"""

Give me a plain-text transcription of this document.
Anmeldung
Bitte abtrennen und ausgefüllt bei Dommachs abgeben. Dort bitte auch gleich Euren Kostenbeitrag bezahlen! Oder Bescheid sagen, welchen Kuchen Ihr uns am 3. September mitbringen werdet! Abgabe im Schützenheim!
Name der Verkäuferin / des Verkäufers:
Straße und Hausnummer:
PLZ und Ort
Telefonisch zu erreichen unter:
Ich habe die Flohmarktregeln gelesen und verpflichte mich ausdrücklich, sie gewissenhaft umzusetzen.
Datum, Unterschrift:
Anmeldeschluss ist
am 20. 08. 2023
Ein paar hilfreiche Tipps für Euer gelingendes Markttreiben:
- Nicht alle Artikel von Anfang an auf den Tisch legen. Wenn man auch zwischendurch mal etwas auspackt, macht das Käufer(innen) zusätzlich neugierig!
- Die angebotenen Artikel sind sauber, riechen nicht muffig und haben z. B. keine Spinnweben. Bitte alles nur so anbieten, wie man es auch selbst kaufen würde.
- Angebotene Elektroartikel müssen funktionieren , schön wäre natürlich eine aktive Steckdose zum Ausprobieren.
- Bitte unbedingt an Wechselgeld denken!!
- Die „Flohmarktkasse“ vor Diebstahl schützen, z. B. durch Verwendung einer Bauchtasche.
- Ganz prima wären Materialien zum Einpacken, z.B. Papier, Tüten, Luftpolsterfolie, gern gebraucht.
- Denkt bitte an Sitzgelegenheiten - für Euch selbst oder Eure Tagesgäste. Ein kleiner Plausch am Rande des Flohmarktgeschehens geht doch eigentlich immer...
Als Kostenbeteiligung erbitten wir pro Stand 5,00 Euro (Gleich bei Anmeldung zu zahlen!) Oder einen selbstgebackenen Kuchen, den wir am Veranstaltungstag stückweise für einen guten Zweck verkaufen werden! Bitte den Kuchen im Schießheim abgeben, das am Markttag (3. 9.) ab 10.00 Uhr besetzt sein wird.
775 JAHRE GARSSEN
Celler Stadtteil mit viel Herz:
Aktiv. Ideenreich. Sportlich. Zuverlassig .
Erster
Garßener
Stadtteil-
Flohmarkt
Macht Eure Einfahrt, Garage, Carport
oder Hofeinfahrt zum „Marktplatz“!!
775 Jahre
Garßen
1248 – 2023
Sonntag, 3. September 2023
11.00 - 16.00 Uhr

"""
"""

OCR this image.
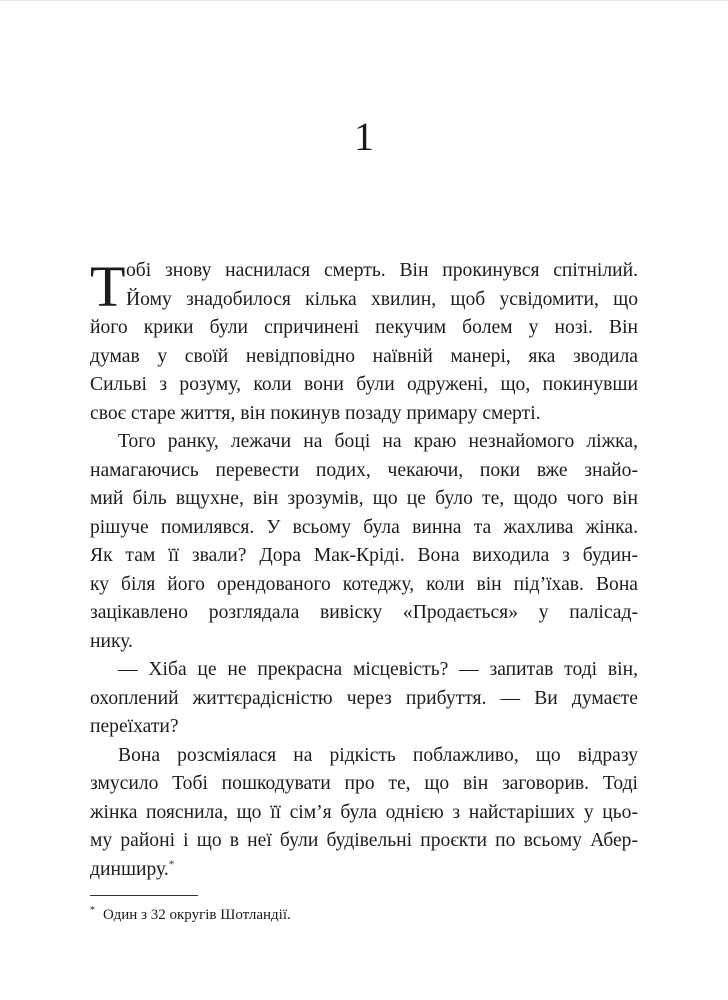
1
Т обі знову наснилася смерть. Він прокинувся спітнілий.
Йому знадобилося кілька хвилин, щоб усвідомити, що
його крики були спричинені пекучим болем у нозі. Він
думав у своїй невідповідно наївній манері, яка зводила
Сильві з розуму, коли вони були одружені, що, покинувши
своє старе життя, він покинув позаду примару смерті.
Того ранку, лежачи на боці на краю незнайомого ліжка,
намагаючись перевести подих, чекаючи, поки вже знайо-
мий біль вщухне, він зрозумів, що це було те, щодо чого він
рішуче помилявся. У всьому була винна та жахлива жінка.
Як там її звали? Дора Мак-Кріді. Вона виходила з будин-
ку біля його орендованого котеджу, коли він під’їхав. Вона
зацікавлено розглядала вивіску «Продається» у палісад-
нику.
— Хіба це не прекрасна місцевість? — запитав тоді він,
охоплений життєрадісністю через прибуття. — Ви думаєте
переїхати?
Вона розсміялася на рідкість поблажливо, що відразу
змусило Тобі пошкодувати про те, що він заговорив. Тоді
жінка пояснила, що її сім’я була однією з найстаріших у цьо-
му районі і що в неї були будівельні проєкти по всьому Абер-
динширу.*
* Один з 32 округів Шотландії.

"""

Exercise task:
Say how many lines above contain the string "Вона". Answer with the number only.

Solution for this problem:
3